**Instructions to follow:** Single out the lines that include the word "icon". Copy them.

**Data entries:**
______________________________

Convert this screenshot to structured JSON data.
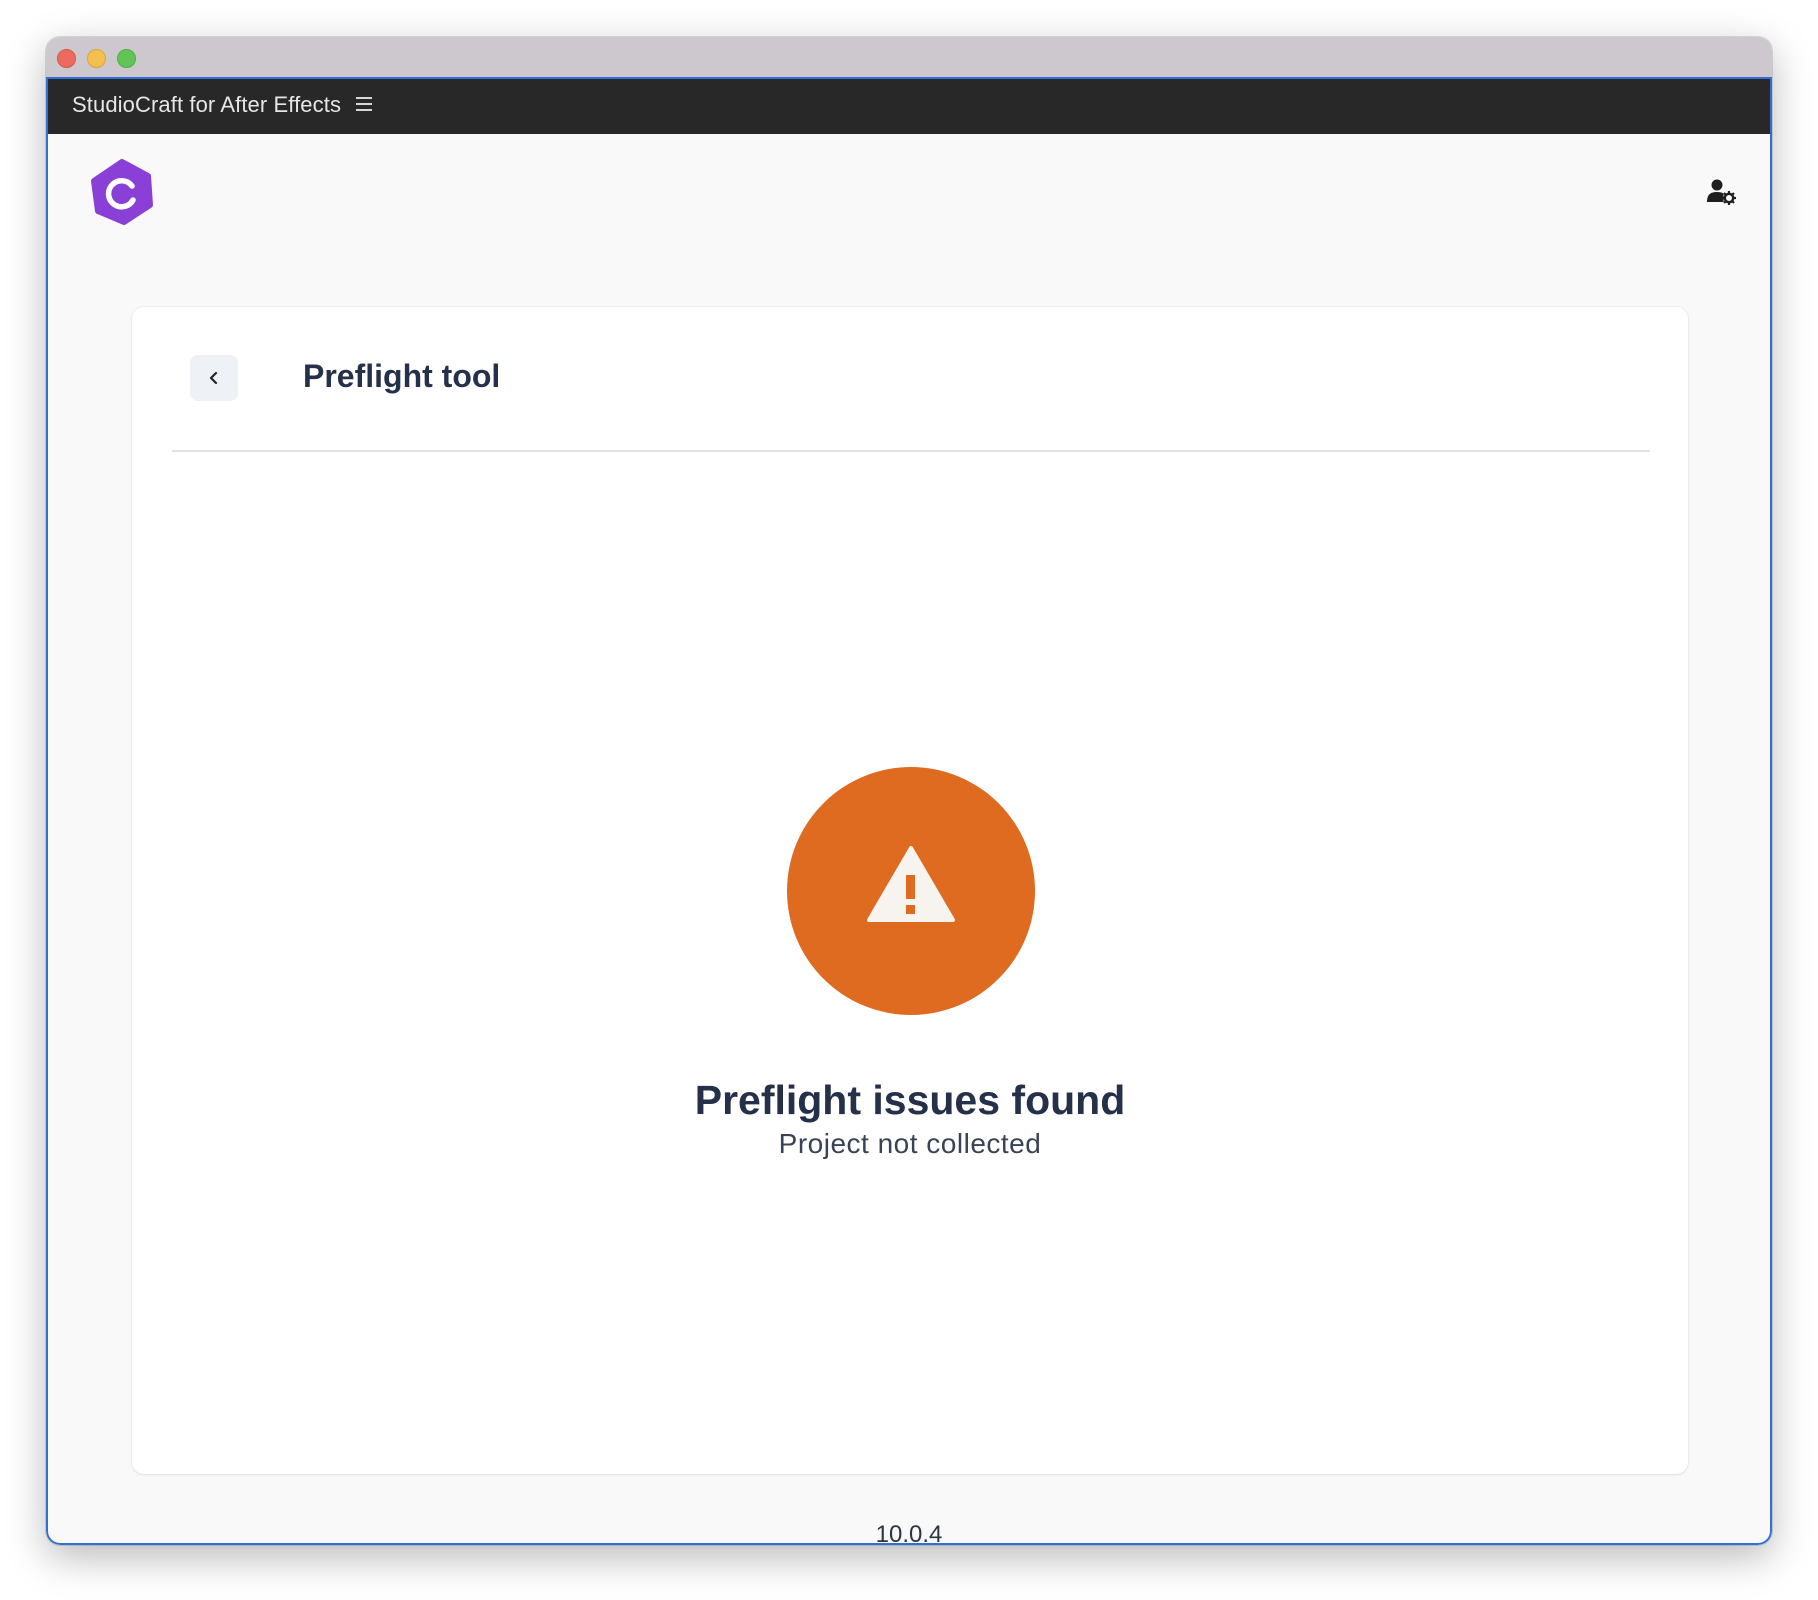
{
  "window": {
    "controls": [
      "close",
      "minimize",
      "zoom"
    ]
  },
  "app_bar": {
    "title": "StudioCraft for After Effects",
    "menu_icon": "hamburger-menu-icon"
  },
  "header": {
    "logo_icon": "studiocraft-logo-icon",
    "user_settings_icon": "user-settings-icon"
  },
  "card": {
    "back_icon": "chevron-left-icon",
    "title": "Preflight tool",
    "status": {
      "icon": "warning-triangle-icon",
      "color": "#de6b20",
      "title": "Preflight issues found",
      "subtitle": "Project not collected"
    }
  },
  "footer": {
    "version": "10.0.4"
  },
  "colors": {
    "accent": "#8a3fd6",
    "warning": "#de6b20",
    "app_bar": "#282828",
    "text_dark": "#25304a"
  }
}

______________________________

**Output for this task:**
    "menu_icon": "hamburger-menu-icon"
    "logo_icon": "studiocraft-logo-icon",
    "user_settings_icon": "user-settings-icon"
    "back_icon": "chevron-left-icon",
      "icon": "warning-triangle-icon",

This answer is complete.